## Short problem
From the material below, list every line containing "плата".

## Stored records

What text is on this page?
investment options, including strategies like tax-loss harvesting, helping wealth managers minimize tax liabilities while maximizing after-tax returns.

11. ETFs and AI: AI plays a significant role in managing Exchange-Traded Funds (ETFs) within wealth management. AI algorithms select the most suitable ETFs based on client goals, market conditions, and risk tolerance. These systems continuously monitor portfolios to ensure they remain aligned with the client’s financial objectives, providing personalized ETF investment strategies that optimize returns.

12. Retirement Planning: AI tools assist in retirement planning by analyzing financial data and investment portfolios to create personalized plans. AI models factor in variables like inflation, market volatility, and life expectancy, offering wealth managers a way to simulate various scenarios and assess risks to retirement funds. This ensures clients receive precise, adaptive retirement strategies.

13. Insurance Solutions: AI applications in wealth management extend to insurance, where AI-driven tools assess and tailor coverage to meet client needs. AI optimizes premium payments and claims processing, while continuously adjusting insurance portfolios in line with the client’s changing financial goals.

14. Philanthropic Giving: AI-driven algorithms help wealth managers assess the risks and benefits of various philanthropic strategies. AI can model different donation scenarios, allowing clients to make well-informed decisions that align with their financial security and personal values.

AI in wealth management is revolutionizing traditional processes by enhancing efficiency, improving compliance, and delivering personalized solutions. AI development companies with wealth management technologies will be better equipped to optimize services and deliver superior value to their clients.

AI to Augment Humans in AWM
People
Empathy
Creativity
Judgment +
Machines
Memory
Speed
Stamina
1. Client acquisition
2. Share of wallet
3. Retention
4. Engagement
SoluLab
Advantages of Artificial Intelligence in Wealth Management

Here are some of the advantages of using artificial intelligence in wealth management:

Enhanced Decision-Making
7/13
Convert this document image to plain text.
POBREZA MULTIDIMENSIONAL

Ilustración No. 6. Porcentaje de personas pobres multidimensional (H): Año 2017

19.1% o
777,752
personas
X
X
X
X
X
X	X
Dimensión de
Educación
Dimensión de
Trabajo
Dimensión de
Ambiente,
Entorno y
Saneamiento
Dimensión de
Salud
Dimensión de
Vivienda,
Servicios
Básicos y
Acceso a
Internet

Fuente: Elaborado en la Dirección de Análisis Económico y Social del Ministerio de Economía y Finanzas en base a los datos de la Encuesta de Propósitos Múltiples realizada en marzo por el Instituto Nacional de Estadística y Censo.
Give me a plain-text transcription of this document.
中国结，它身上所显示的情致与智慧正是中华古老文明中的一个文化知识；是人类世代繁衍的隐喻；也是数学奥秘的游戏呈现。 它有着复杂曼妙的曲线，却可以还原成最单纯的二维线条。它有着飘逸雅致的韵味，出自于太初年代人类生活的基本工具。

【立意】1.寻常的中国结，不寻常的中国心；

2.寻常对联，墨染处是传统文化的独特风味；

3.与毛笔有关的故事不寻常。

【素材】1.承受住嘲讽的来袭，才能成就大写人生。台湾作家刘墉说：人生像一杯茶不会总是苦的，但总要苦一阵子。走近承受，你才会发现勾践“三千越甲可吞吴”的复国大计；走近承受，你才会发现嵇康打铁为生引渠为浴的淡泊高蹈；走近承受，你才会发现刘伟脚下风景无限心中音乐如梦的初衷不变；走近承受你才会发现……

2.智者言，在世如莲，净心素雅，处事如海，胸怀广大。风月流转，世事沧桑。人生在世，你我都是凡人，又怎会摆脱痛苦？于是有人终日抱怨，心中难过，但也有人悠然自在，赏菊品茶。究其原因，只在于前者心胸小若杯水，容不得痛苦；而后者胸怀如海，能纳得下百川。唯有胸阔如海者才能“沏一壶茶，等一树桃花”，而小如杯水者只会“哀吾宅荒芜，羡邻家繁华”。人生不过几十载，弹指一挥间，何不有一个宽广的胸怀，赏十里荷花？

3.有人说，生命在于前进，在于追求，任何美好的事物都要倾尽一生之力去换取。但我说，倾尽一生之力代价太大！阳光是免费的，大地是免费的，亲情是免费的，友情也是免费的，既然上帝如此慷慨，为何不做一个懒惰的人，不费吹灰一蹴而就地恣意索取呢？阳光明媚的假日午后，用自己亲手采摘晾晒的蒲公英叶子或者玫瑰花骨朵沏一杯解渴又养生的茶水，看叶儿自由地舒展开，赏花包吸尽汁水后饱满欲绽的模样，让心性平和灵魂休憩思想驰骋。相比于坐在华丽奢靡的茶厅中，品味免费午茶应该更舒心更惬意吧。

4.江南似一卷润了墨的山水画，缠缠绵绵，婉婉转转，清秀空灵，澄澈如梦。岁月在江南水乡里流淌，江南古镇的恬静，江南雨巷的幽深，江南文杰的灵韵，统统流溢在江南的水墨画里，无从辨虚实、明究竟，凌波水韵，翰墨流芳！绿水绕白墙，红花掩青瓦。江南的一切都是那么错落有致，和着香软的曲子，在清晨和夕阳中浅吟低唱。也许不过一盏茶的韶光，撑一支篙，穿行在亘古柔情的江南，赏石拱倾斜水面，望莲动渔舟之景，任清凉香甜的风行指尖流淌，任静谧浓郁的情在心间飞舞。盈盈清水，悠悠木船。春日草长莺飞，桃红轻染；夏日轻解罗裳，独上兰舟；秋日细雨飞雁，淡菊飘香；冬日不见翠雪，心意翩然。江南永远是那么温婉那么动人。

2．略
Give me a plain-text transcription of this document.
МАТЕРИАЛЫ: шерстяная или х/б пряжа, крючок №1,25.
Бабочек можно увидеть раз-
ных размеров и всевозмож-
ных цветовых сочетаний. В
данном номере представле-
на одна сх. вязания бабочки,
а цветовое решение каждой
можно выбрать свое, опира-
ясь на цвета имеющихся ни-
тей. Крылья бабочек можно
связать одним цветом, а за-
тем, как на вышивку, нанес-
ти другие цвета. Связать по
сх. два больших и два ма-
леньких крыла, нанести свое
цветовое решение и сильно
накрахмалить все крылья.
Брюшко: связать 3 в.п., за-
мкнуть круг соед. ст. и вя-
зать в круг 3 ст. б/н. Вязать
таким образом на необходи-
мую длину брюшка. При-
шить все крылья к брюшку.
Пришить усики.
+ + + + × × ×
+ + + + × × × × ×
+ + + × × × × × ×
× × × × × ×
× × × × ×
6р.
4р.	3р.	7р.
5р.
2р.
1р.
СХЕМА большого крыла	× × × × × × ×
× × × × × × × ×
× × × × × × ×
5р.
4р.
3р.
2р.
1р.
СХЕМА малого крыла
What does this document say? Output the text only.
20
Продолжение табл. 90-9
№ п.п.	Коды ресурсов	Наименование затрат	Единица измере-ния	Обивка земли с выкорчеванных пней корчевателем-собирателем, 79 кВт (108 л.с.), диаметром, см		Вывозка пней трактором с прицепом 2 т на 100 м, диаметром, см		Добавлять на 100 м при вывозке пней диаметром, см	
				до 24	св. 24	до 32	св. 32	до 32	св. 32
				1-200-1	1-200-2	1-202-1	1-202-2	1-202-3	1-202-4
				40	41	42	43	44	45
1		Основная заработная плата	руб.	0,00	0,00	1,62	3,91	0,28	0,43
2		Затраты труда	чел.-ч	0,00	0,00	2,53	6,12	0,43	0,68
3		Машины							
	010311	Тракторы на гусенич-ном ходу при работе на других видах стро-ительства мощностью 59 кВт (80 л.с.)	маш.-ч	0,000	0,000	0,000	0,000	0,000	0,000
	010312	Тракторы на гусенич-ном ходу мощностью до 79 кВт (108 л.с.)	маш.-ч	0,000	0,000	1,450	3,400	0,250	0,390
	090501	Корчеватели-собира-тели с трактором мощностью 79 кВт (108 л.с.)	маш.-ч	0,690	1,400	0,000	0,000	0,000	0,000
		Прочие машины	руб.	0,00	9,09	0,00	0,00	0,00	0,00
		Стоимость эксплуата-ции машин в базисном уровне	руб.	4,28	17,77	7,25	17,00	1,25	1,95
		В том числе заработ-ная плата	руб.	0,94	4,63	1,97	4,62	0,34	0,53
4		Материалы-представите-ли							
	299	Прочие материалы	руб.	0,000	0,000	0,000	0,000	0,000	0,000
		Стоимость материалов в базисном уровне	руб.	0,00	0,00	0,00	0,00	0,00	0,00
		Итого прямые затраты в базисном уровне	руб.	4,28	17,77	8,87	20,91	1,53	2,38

## Result for this exercise
1		Основная заработная плата	руб.	0,00	0,00	1,62	3,91	0,28	0,43
		В том числе заработ-ная плата	руб.	0,94	4,63	1,97	4,62	0,34	0,53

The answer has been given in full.